[Dataset excerpts]
# # # # #
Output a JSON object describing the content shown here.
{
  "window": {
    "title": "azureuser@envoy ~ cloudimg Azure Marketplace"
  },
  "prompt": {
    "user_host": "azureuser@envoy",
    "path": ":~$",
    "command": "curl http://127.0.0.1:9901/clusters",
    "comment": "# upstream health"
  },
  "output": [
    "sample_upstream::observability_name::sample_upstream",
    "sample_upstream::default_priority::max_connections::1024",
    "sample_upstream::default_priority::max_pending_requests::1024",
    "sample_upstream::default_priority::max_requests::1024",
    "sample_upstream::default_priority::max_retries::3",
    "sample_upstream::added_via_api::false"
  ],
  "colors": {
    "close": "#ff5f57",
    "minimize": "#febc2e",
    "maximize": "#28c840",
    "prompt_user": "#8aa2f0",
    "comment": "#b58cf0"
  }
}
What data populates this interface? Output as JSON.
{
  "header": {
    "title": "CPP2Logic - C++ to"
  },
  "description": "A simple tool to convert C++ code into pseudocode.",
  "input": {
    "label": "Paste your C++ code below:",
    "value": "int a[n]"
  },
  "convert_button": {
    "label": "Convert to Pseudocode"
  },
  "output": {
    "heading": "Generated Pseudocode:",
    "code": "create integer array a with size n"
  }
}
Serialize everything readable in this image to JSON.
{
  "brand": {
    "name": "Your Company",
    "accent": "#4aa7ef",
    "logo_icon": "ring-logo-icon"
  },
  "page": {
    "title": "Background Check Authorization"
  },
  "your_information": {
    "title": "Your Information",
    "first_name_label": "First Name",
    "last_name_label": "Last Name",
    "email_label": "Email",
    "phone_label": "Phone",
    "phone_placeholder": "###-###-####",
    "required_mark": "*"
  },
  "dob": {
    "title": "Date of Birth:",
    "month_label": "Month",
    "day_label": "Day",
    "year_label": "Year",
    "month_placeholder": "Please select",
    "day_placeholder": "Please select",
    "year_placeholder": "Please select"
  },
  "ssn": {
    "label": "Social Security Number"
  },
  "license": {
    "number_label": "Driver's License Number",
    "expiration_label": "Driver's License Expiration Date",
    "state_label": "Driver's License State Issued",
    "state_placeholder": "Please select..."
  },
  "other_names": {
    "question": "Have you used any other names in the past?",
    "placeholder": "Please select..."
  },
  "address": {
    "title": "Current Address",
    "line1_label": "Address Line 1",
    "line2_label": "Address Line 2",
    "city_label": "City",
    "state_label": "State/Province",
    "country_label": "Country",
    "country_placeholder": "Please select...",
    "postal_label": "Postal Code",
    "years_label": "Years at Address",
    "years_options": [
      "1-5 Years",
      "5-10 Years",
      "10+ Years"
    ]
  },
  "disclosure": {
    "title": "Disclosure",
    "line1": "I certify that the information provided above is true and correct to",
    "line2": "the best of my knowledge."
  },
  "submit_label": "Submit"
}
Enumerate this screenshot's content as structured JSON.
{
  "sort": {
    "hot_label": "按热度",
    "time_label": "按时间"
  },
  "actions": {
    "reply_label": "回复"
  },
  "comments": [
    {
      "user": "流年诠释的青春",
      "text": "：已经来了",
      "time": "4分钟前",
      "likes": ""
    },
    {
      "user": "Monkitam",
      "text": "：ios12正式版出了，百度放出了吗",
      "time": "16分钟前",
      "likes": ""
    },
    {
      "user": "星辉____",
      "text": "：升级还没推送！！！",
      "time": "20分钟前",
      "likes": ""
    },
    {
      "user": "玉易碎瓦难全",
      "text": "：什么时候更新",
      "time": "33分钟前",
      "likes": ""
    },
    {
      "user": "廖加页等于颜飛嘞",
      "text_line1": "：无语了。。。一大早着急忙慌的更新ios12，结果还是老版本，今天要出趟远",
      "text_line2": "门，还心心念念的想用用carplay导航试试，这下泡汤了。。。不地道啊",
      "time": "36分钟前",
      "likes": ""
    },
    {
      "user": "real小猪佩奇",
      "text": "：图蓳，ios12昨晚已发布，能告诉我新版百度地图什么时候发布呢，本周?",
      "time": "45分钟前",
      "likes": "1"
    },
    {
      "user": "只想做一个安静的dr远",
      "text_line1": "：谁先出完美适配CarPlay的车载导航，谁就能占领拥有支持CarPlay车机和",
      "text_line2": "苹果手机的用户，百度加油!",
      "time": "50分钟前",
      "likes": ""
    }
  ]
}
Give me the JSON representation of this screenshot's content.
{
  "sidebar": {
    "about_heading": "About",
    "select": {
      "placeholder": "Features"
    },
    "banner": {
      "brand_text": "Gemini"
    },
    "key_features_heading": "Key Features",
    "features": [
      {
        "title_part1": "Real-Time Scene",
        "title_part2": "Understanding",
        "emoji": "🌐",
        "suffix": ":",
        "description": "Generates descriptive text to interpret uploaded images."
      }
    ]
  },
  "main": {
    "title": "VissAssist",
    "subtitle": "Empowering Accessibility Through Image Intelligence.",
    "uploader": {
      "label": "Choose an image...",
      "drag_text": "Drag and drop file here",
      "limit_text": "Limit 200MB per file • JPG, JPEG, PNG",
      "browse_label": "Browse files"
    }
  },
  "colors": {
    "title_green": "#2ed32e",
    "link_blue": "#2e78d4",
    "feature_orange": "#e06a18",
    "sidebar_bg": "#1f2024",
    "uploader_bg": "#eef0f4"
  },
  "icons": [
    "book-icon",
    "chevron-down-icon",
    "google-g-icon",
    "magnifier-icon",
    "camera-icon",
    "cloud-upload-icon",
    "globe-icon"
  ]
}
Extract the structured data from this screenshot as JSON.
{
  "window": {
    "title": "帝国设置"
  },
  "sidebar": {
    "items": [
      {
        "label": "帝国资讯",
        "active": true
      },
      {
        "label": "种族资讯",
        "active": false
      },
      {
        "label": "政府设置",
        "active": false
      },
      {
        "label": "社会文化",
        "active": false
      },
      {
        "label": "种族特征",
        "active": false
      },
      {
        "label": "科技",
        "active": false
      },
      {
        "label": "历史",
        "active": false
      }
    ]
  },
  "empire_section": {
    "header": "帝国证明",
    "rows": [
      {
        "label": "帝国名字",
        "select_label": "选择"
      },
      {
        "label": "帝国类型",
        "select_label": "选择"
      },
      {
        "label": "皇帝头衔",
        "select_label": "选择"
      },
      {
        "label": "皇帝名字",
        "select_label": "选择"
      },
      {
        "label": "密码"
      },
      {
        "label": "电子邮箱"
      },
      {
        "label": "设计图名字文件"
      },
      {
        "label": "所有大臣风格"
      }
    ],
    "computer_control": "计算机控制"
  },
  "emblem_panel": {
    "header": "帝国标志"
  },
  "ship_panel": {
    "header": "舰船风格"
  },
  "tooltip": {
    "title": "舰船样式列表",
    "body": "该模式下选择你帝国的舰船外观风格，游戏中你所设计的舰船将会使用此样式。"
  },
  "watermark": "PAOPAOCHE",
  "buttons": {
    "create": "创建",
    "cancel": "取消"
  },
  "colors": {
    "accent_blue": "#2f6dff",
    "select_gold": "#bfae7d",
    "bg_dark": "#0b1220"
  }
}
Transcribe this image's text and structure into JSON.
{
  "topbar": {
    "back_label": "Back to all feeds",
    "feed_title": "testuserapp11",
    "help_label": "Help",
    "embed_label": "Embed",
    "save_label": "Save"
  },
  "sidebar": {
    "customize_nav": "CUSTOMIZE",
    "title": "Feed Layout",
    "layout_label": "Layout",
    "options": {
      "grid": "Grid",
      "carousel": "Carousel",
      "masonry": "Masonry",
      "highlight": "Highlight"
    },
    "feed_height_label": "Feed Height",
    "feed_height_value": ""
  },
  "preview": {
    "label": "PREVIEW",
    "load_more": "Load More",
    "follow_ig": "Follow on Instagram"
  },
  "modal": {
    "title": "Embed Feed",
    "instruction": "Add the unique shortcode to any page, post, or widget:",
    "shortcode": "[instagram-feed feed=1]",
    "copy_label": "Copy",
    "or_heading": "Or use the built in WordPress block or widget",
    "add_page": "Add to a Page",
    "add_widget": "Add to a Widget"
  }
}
# # # # #
WHAT YOU SHOULD DO:
Where a line of the entries contains the word "envoy", copy that line.

OUTPUT FOR THIS EXERCISE:
    "title": "azureuser@envoy ~ cloudimg Azure Marketplace"
    "user_host": "azureuser@envoy",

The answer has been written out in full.